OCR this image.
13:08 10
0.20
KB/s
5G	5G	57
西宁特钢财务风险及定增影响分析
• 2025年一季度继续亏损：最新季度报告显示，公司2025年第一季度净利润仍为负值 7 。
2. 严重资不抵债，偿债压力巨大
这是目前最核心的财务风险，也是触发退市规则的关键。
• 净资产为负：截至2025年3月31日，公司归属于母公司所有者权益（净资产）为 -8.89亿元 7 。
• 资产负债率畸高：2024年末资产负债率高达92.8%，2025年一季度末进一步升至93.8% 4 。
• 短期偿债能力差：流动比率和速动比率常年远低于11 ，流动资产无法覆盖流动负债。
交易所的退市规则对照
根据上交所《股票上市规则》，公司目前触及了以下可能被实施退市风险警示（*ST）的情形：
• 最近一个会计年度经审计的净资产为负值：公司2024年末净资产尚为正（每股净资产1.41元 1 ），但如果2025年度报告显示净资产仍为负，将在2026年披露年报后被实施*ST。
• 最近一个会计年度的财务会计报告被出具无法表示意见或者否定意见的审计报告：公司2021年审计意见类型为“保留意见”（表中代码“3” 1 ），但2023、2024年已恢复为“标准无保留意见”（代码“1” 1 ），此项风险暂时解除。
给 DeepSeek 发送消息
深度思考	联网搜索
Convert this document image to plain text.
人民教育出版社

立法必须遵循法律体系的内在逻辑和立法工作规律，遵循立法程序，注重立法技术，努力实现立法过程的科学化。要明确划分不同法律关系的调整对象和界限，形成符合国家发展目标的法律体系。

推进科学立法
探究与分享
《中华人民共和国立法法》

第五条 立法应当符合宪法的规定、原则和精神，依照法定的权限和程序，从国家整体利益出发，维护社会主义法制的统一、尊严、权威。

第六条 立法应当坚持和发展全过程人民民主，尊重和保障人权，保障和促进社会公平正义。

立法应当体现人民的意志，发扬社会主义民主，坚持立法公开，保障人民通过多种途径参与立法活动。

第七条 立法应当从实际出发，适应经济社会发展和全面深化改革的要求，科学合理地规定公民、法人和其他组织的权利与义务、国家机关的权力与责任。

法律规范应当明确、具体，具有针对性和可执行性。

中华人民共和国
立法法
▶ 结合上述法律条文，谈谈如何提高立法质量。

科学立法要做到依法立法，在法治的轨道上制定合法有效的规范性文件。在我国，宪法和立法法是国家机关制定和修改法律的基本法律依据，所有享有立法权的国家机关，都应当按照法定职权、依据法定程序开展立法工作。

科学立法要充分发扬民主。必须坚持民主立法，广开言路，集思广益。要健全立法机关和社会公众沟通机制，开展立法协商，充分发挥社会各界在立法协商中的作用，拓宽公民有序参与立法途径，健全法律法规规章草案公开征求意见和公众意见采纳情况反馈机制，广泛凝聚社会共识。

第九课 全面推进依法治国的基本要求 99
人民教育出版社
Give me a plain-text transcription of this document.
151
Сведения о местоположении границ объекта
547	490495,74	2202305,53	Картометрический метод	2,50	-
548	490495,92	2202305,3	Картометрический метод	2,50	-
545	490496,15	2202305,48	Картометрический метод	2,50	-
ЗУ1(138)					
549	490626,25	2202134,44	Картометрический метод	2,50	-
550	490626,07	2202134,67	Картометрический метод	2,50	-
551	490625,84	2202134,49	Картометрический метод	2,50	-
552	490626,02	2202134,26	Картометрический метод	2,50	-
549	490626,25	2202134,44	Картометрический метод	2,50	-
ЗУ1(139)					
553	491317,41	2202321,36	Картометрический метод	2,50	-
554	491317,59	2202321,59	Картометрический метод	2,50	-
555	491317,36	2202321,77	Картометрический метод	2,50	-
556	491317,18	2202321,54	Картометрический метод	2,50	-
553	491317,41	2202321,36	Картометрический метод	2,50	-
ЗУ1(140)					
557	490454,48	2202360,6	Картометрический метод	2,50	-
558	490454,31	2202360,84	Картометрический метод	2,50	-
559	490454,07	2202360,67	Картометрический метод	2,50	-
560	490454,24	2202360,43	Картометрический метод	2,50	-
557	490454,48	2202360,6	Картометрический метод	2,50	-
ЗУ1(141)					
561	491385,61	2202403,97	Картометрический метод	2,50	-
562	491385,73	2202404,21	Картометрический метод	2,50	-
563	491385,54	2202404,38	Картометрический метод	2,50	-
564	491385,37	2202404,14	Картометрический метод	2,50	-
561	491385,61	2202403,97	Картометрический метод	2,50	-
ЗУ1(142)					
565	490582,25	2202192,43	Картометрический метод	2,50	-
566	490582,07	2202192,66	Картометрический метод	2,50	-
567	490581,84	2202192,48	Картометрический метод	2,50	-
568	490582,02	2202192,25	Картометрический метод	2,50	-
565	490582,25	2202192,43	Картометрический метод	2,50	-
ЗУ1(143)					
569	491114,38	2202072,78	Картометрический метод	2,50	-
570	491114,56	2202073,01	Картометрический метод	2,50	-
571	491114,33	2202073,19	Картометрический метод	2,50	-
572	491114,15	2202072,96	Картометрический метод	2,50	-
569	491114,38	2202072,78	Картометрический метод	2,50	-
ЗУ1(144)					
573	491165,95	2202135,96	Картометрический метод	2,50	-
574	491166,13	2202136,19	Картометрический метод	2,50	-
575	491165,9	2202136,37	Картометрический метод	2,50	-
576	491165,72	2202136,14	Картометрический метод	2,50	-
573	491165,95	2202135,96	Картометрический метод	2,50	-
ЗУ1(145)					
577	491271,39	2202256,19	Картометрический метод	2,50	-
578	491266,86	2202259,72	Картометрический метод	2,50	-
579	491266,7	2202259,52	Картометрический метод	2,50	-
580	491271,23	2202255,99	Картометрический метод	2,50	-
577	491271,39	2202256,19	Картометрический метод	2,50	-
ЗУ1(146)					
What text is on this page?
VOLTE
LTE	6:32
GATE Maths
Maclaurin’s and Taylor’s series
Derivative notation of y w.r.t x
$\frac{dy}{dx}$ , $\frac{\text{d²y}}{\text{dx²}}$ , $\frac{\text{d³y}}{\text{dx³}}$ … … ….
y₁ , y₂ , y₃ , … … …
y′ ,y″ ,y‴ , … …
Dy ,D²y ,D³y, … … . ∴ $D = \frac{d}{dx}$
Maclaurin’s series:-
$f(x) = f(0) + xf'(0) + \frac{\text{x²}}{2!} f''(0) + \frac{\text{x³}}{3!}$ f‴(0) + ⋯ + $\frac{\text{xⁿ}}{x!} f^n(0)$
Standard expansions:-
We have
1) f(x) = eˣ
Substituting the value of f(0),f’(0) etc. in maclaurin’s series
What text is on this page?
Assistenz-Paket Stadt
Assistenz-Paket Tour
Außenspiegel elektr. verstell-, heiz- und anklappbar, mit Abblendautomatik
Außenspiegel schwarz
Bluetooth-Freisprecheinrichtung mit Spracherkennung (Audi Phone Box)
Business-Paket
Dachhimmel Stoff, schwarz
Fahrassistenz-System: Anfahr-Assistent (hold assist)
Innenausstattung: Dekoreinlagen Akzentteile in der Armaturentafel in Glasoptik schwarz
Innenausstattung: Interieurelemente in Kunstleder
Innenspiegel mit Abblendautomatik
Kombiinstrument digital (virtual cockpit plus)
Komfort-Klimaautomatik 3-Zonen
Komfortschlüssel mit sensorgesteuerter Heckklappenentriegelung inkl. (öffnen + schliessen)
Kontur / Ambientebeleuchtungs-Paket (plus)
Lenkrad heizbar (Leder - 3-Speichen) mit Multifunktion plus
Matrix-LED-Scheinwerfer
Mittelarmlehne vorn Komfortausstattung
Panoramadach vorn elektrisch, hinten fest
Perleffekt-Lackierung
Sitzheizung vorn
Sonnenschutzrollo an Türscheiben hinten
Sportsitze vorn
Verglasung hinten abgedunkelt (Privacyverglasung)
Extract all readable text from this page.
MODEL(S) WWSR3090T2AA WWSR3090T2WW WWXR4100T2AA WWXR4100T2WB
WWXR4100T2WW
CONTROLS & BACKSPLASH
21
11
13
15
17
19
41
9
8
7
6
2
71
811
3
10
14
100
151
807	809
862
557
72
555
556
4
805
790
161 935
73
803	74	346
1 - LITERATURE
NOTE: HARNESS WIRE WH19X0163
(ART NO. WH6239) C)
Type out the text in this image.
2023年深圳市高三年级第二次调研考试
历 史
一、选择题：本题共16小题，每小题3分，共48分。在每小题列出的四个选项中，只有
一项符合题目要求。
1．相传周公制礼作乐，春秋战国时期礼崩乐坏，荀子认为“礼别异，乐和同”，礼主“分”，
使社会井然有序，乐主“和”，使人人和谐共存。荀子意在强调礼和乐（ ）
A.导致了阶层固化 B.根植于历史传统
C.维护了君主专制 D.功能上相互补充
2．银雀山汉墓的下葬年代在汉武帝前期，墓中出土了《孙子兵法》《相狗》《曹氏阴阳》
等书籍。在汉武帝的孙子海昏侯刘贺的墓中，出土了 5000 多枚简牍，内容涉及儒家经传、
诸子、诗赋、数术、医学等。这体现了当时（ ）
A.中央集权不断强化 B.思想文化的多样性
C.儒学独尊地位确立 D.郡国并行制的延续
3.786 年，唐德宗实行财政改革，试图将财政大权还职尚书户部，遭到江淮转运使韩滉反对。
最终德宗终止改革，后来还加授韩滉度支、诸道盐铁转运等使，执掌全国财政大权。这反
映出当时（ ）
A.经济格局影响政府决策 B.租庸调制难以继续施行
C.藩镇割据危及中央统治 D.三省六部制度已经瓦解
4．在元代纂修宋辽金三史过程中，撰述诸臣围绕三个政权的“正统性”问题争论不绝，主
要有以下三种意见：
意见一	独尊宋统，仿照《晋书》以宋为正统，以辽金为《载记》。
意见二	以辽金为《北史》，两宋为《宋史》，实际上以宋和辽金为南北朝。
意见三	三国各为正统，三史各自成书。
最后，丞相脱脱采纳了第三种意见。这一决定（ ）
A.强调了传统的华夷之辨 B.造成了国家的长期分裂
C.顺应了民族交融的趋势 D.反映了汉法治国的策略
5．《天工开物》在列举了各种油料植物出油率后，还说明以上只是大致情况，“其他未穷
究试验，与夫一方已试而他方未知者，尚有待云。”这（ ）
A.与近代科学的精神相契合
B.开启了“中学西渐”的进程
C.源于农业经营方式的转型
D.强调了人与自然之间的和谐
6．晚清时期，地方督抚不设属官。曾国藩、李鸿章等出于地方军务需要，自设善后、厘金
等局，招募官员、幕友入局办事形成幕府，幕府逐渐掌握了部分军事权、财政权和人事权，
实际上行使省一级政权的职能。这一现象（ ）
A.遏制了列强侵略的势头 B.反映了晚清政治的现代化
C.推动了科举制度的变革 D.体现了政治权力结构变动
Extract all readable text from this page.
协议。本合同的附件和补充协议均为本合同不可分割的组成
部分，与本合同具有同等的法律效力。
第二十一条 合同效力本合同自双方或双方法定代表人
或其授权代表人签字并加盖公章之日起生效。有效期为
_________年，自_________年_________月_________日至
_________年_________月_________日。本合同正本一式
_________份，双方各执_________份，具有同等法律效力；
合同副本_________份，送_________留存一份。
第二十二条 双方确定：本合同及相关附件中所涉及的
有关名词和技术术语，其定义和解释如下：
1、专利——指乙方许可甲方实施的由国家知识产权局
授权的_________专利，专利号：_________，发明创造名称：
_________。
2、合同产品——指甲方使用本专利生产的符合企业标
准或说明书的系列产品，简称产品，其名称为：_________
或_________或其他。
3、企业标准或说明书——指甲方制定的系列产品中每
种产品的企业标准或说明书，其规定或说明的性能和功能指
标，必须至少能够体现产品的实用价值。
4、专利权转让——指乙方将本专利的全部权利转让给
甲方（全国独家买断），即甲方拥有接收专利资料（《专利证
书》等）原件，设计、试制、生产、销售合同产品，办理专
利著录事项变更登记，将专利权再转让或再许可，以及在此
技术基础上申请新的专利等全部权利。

--------

Where does the word "vorn" appear in the listing? List each line that holds it.

RESPONSE TO THE EXERCISE -
Mittelarmlehne vorn Komfortausstattung
Panoramadach vorn elektrisch, hinten fest
Sitzheizung vorn
Sportsitze vorn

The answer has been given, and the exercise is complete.